Job ▸
Reply with one number: the count of lines in the data that hold the string "name".

○ ○ ○ ○ ○ ○ ○

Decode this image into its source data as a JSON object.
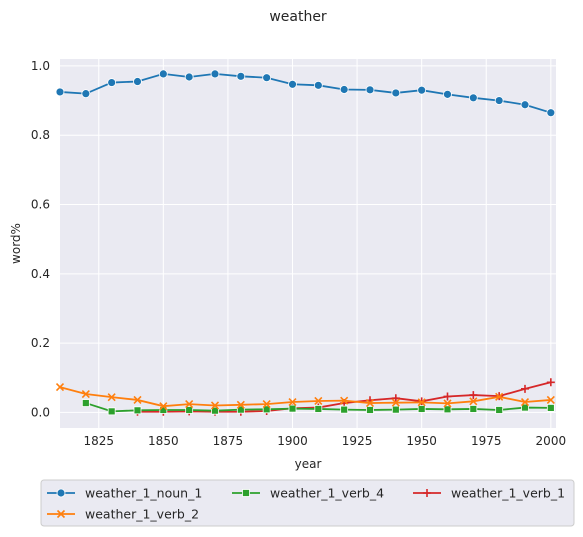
{
  "chart_data": {
    "type": "line",
    "title": "weather",
    "xlabel": "year",
    "ylabel": "word%",
    "xlim": [
      1810,
      2002
    ],
    "ylim": [
      -0.045,
      1.02
    ],
    "xticks": [
      1825,
      1850,
      1875,
      1900,
      1925,
      1950,
      1975,
      2000
    ],
    "yticks": [
      0.0,
      0.2,
      0.4,
      0.6,
      0.8,
      1.0
    ],
    "xtick_labels": [
      "1825",
      "1850",
      "1875",
      "1900",
      "1925",
      "1950",
      "1975",
      "2000"
    ],
    "ytick_labels": [
      "0.0",
      "0.2",
      "0.4",
      "0.6",
      "0.8",
      "1.0"
    ],
    "grid": true,
    "legend_position": "bottom",
    "colors": {
      "background": "#eaeaf2",
      "grid": "#ffffff",
      "weather_1_noun_1": "#1f77b4",
      "weather_1_verb_2": "#ff7f0e",
      "weather_1_verb_4": "#2ca02c",
      "weather_1_verb_1": "#d62728"
    },
    "series": [
      {
        "name": "weather_1_noun_1",
        "marker": "circle",
        "x": [
          1810,
          1820,
          1830,
          1840,
          1850,
          1860,
          1870,
          1880,
          1890,
          1900,
          1910,
          1920,
          1930,
          1940,
          1950,
          1960,
          1970,
          1980,
          1990,
          2000
        ],
        "y": [
          0.925,
          0.92,
          0.952,
          0.955,
          0.977,
          0.968,
          0.977,
          0.97,
          0.966,
          0.947,
          0.944,
          0.932,
          0.931,
          0.922,
          0.93,
          0.918,
          0.908,
          0.9,
          0.888,
          0.865
        ]
      },
      {
        "name": "weather_1_verb_2",
        "marker": "x",
        "x": [
          1810,
          1820,
          1830,
          1840,
          1850,
          1860,
          1870,
          1880,
          1890,
          1900,
          1910,
          1920,
          1930,
          1940,
          1950,
          1960,
          1970,
          1980,
          1990,
          2000
        ],
        "y": [
          0.073,
          0.053,
          0.044,
          0.036,
          0.018,
          0.024,
          0.02,
          0.022,
          0.024,
          0.03,
          0.033,
          0.034,
          0.027,
          0.028,
          0.029,
          0.026,
          0.032,
          0.045,
          0.03,
          0.036
        ]
      },
      {
        "name": "weather_1_verb_4",
        "marker": "square",
        "x": [
          1820,
          1830,
          1840,
          1850,
          1860,
          1870,
          1880,
          1890,
          1900,
          1910,
          1920,
          1930,
          1940,
          1950,
          1960,
          1970,
          1980,
          1990,
          2000
        ],
        "y": [
          0.027,
          0.003,
          0.006,
          0.007,
          0.007,
          0.005,
          0.008,
          0.009,
          0.011,
          0.01,
          0.008,
          0.007,
          0.008,
          0.01,
          0.009,
          0.01,
          0.007,
          0.014,
          0.013
        ]
      },
      {
        "name": "weather_1_verb_1",
        "marker": "plus",
        "x": [
          1840,
          1850,
          1860,
          1870,
          1880,
          1890,
          1900,
          1910,
          1920,
          1930,
          1940,
          1950,
          1960,
          1970,
          1980,
          1990,
          2000
        ],
        "y": [
          0.002,
          0.002,
          0.003,
          0.002,
          0.002,
          0.004,
          0.012,
          0.014,
          0.027,
          0.035,
          0.041,
          0.032,
          0.046,
          0.05,
          0.047,
          0.068,
          0.087
        ]
      }
    ]
  }
}
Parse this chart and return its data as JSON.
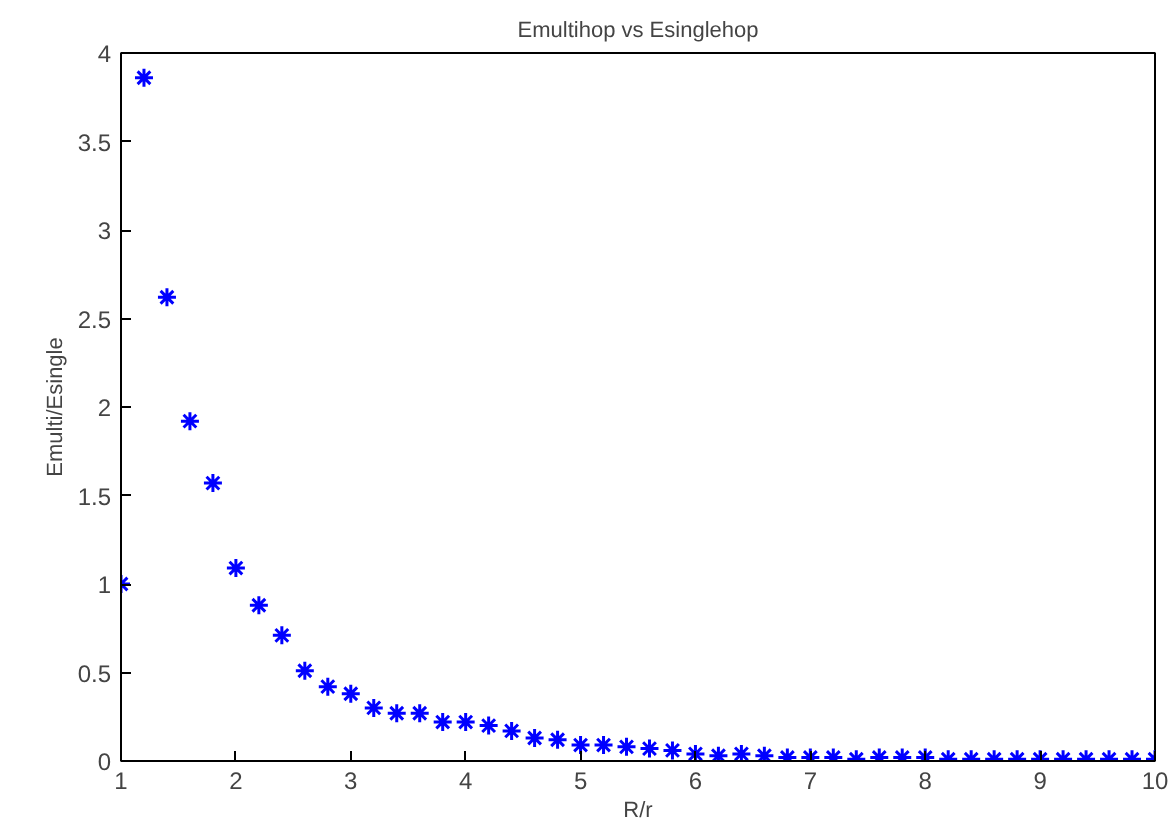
{
  "chart_data": {
    "type": "scatter",
    "title": "Emultihop vs Esinglehop",
    "xlabel": "R/r",
    "ylabel": "Emulti/Esingle",
    "x": [
      1,
      1.2,
      1.4,
      1.6,
      1.8,
      2,
      2.2,
      2.4,
      2.6,
      2.8,
      3,
      3.2,
      3.4,
      3.6,
      3.8,
      4,
      4.2,
      4.4,
      4.6,
      4.8,
      5,
      5.2,
      5.4,
      5.6,
      5.8,
      6,
      6.2,
      6.4,
      6.6,
      6.8,
      7,
      7.2,
      7.4,
      7.6,
      7.8,
      8,
      8.2,
      8.4,
      8.6,
      8.8,
      9,
      9.2,
      9.4,
      9.6,
      9.8,
      10
    ],
    "series": [
      {
        "color": "#0000ff",
        "values": [
          1.0,
          3.86,
          2.62,
          1.92,
          1.57,
          1.09,
          0.88,
          0.71,
          0.51,
          0.42,
          0.38,
          0.3,
          0.27,
          0.27,
          0.22,
          0.22,
          0.2,
          0.17,
          0.13,
          0.12,
          0.09,
          0.09,
          0.08,
          0.07,
          0.06,
          0.04,
          0.03,
          0.04,
          0.03,
          0.02,
          0.02,
          0.02,
          0.01,
          0.02,
          0.02,
          0.02,
          0.01,
          0.01,
          0.01,
          0.01,
          0.01,
          0.01,
          0.01,
          0.01,
          0.01,
          0.01
        ]
      }
    ],
    "xlim": [
      1,
      10
    ],
    "ylim": [
      0,
      4
    ],
    "xticks": [
      1,
      2,
      3,
      4,
      5,
      6,
      7,
      8,
      9,
      10
    ],
    "yticks": [
      0,
      0.5,
      1,
      1.5,
      2,
      2.5,
      3,
      3.5,
      4
    ],
    "marker": "cross",
    "grid": false
  }
}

○ ○ ○ ○ ○ ○ ○

Answer to the exercise ▸
4